* [Stated problem] Please transcribe every one of the rows below, reproducing each line character for character.

— BEGIN Materials provided —

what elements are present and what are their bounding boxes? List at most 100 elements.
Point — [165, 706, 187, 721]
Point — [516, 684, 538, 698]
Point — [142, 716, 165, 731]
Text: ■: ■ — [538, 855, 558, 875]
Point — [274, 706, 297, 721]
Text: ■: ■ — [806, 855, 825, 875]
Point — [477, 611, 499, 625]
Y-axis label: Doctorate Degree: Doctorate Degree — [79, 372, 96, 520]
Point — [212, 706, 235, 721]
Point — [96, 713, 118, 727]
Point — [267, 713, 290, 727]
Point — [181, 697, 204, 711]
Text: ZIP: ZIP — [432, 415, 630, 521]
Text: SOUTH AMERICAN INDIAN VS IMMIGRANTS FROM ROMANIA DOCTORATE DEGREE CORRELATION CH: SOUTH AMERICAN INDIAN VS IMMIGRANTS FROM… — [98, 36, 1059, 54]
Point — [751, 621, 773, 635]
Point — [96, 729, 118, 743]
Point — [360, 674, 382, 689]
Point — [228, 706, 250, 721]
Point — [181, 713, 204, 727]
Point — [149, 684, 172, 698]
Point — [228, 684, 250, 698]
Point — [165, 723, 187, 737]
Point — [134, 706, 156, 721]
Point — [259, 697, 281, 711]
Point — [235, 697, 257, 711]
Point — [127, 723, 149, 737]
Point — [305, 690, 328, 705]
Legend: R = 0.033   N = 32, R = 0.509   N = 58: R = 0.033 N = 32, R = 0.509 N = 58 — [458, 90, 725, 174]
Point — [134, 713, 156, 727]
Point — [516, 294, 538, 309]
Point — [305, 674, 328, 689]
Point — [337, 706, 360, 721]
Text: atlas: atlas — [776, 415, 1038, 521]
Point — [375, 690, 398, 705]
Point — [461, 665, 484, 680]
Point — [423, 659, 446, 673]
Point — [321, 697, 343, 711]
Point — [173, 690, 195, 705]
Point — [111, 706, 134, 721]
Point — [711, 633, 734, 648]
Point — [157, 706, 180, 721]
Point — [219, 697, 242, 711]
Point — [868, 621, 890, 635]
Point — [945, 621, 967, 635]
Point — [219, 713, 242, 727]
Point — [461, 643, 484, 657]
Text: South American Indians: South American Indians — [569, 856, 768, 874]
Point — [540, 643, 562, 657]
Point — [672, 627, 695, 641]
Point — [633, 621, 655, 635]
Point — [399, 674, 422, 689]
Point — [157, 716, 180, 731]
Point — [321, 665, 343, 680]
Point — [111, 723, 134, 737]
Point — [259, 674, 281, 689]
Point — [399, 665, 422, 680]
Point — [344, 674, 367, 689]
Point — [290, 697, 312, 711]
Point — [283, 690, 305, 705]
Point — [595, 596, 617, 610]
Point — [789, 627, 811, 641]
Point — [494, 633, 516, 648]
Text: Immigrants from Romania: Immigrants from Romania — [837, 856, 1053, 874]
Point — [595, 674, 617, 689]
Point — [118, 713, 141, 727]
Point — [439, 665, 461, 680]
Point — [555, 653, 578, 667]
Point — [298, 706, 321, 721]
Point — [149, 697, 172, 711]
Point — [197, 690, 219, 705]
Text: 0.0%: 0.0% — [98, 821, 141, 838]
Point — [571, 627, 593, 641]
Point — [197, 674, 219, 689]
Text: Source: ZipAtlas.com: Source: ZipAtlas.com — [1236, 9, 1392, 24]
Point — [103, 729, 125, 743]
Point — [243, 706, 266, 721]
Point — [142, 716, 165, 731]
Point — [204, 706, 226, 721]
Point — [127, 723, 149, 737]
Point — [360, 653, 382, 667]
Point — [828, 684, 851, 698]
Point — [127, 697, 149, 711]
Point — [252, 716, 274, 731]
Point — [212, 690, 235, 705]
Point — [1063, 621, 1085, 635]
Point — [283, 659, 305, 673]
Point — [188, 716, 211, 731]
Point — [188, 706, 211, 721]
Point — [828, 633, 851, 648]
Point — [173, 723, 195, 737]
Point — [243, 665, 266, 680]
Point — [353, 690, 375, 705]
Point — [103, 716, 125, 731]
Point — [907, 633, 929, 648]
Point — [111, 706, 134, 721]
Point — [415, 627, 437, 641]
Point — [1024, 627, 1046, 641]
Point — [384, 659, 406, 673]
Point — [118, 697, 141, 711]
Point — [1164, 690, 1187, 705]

— END Materials provided —

* [Output of the exercise]
what elements are present and what are their bounding boxes? List at most 100 elements.
Point — [165, 706, 187, 721]
Point — [516, 684, 538, 698]
Point — [142, 716, 165, 731]
Text: ■: ■ — [538, 855, 558, 875]
Point — [274, 706, 297, 721]
Text: ■: ■ — [806, 855, 825, 875]
Point — [477, 611, 499, 625]
Y-axis label: Doctorate Degree: Doctorate Degree — [79, 372, 96, 520]
Point — [212, 706, 235, 721]
Point — [96, 713, 118, 727]
Point — [267, 713, 290, 727]
Point — [181, 697, 204, 711]
Text: ZIP: ZIP — [432, 415, 630, 521]
Text: SOUTH AMERICAN INDIAN VS IMMIGRANTS FROM ROMANIA DOCTORATE DEGREE CORRELATION CH: SOUTH AMERICAN INDIAN VS IMMIGRANTS FROM… — [98, 36, 1059, 54]
Point — [751, 621, 773, 635]
Point — [96, 729, 118, 743]
Point — [360, 674, 382, 689]
Point — [228, 706, 250, 721]
Point — [181, 713, 204, 727]
Point — [149, 684, 172, 698]
Point — [228, 684, 250, 698]
Point — [165, 723, 187, 737]
Point — [134, 706, 156, 721]
Point — [259, 697, 281, 711]
Point — [235, 697, 257, 711]
Point — [127, 723, 149, 737]
Point — [305, 690, 328, 705]
Legend: R = 0.033   N = 32, R = 0.509   N = 58: R = 0.033 N = 32, R = 0.509 N = 58 — [458, 90, 725, 174]
Point — [134, 713, 156, 727]
Point — [516, 294, 538, 309]
Point — [305, 674, 328, 689]
Point — [337, 706, 360, 721]
Text: atlas: atlas — [776, 415, 1038, 521]
Point — [375, 690, 398, 705]
Point — [461, 665, 484, 680]
Point — [423, 659, 446, 673]
Point — [321, 697, 343, 711]
Point — [173, 690, 195, 705]
Point — [111, 706, 134, 721]
Point — [711, 633, 734, 648]
Point — [157, 706, 180, 721]
Point — [219, 697, 242, 711]
Point — [868, 621, 890, 635]
Point — [945, 621, 967, 635]
Point — [219, 713, 242, 727]
Point — [461, 643, 484, 657]
Text: South American Indians: South American Indians — [569, 856, 768, 874]
Point — [540, 643, 562, 657]
Point — [672, 627, 695, 641]
Point — [633, 621, 655, 635]
Point — [399, 674, 422, 689]
Point — [157, 716, 180, 731]
Point — [321, 665, 343, 680]
Point — [111, 723, 134, 737]
Point — [259, 674, 281, 689]
Point — [399, 665, 422, 680]
Point — [344, 674, 367, 689]
Point — [290, 697, 312, 711]
Point — [283, 690, 305, 705]
Point — [595, 596, 617, 610]
Point — [789, 627, 811, 641]
Point — [494, 633, 516, 648]
Text: Immigrants from Romania: Immigrants from Romania — [837, 856, 1053, 874]
Point — [595, 674, 617, 689]
Point — [118, 713, 141, 727]
Point — [439, 665, 461, 680]
Point — [555, 653, 578, 667]
Point — [298, 706, 321, 721]
Point — [149, 697, 172, 711]
Point — [197, 690, 219, 705]
Text: 0.0%: 0.0% — [98, 821, 141, 838]
Point — [571, 627, 593, 641]
Point — [197, 674, 219, 689]
Text: Source: ZipAtlas.com: Source: ZipAtlas.com — [1236, 9, 1392, 24]
Point — [103, 729, 125, 743]
Point — [243, 706, 266, 721]
Point — [142, 716, 165, 731]
Point — [204, 706, 226, 721]
Point — [127, 723, 149, 737]
Point — [360, 653, 382, 667]
Point — [828, 684, 851, 698]
Point — [127, 697, 149, 711]
Point — [252, 716, 274, 731]
Point — [212, 690, 235, 705]
Point — [1063, 621, 1085, 635]
Point — [283, 659, 305, 673]
Point — [188, 716, 211, 731]
Point — [188, 706, 211, 721]
Point — [828, 633, 851, 648]
Point — [173, 723, 195, 737]
Point — [243, 665, 266, 680]
Point — [353, 690, 375, 705]
Point — [103, 716, 125, 731]
Point — [907, 633, 929, 648]
Point — [111, 706, 134, 721]
Point — [415, 627, 437, 641]
Point — [1024, 627, 1046, 641]
Point — [384, 659, 406, 673]
Point — [118, 697, 141, 711]
Point — [1164, 690, 1187, 705]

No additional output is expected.